SET EXERCISE
Write out all entries word for word.

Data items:
▽

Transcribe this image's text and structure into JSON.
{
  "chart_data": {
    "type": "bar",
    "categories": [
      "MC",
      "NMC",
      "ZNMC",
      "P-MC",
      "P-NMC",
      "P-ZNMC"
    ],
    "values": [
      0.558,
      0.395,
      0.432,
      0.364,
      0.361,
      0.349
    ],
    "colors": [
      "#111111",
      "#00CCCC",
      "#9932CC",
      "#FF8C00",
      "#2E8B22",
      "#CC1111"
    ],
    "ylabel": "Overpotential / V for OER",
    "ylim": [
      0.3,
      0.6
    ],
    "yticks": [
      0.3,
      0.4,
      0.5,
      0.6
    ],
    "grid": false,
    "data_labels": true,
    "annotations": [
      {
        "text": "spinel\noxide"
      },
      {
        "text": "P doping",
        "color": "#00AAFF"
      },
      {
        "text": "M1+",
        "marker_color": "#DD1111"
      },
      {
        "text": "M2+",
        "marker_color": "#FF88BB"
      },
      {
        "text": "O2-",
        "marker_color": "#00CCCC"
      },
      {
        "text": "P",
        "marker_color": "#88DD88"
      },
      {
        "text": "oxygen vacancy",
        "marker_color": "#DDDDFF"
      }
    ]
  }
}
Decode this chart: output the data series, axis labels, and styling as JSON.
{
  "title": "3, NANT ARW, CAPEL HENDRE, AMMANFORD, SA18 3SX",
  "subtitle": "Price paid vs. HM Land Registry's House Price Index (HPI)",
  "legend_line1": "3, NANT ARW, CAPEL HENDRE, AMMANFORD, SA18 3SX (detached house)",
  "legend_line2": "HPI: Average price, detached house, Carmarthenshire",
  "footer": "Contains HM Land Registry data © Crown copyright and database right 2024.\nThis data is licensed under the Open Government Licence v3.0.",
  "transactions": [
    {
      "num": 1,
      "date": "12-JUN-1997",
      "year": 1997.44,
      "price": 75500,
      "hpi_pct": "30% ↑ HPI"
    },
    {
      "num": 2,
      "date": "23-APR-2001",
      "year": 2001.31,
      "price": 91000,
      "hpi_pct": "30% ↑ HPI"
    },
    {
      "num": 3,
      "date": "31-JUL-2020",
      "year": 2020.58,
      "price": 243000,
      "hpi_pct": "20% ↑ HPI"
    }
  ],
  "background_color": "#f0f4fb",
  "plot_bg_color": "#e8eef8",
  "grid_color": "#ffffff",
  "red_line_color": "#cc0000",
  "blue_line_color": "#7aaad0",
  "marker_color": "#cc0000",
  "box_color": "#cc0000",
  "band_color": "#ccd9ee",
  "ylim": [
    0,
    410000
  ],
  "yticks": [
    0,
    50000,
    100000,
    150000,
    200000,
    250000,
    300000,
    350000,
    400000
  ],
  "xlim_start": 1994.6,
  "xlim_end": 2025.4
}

△

RESPONSE TO THE TASK
Transcribe this image's text and structure into JSON.
{
  "chart_data": {
    "type": "bar",
    "categories": [
      "MC",
      "NMC",
      "ZNMC",
      "P-MC",
      "P-NMC",
      "P-ZNMC"
    ],
    "values": [
      0.558,
      0.395,
      0.432,
      0.364,
      0.361,
      0.349
    ],
    "colors": [
      "#111111",
      "#00CCCC",
      "#9932CC",
      "#FF8C00",
      "#2E8B22",
      "#CC1111"
    ],
    "ylabel": "Overpotential / V for OER",
    "ylim": [
      0.3,
      0.6
    ],
    "yticks": [
      0.3,
      0.4,
      0.5,
      0.6
    ],
    "grid": false,
    "data_labels": true,
    "annotations": [
      {
        "text": "spinel\noxide"
      },
      {
        "text": "P doping",
        "color": "#00AAFF"
      },
      {
        "text": "M1+",
        "marker_color": "#DD1111"
      },
      {
        "text": "M2+",
        "marker_color": "#FF88BB"
      },
      {
        "text": "O2-",
        "marker_color": "#00CCCC"
      },
      {
        "text": "P",
        "marker_color": "#88DD88"
      },
      {
        "text": "oxygen vacancy",
        "marker_color": "#DDDDFF"
      }
    ]
  }
}
Decode this chart: output the data series, axis labels, and styling as JSON.
{
  "title": "3, NANT ARW, CAPEL HENDRE, AMMANFORD, SA18 3SX",
  "subtitle": "Price paid vs. HM Land Registry's House Price Index (HPI)",
  "legend_line1": "3, NANT ARW, CAPEL HENDRE, AMMANFORD, SA18 3SX (detached house)",
  "legend_line2": "HPI: Average price, detached house, Carmarthenshire",
  "footer": "Contains HM Land Registry data © Crown copyright and database right 2024.\nThis data is licensed under the Open Government Licence v3.0.",
  "transactions": [
    {
      "num": 1,
      "date": "12-JUN-1997",
      "year": 1997.44,
      "price": 75500,
      "hpi_pct": "30% ↑ HPI"
    },
    {
      "num": 2,
      "date": "23-APR-2001",
      "year": 2001.31,
      "price": 91000,
      "hpi_pct": "30% ↑ HPI"
    },
    {
      "num": 3,
      "date": "31-JUL-2020",
      "year": 2020.58,
      "price": 243000,
      "hpi_pct": "20% ↑ HPI"
    }
  ],
  "background_color": "#f0f4fb",
  "plot_bg_color": "#e8eef8",
  "grid_color": "#ffffff",
  "red_line_color": "#cc0000",
  "blue_line_color": "#7aaad0",
  "marker_color": "#cc0000",
  "box_color": "#cc0000",
  "band_color": "#ccd9ee",
  "ylim": [
    0,
    410000
  ],
  "yticks": [
    0,
    50000,
    100000,
    150000,
    200000,
    250000,
    300000,
    350000,
    400000
  ],
  "xlim_start": 1994.6,
  "xlim_end": 2025.4
}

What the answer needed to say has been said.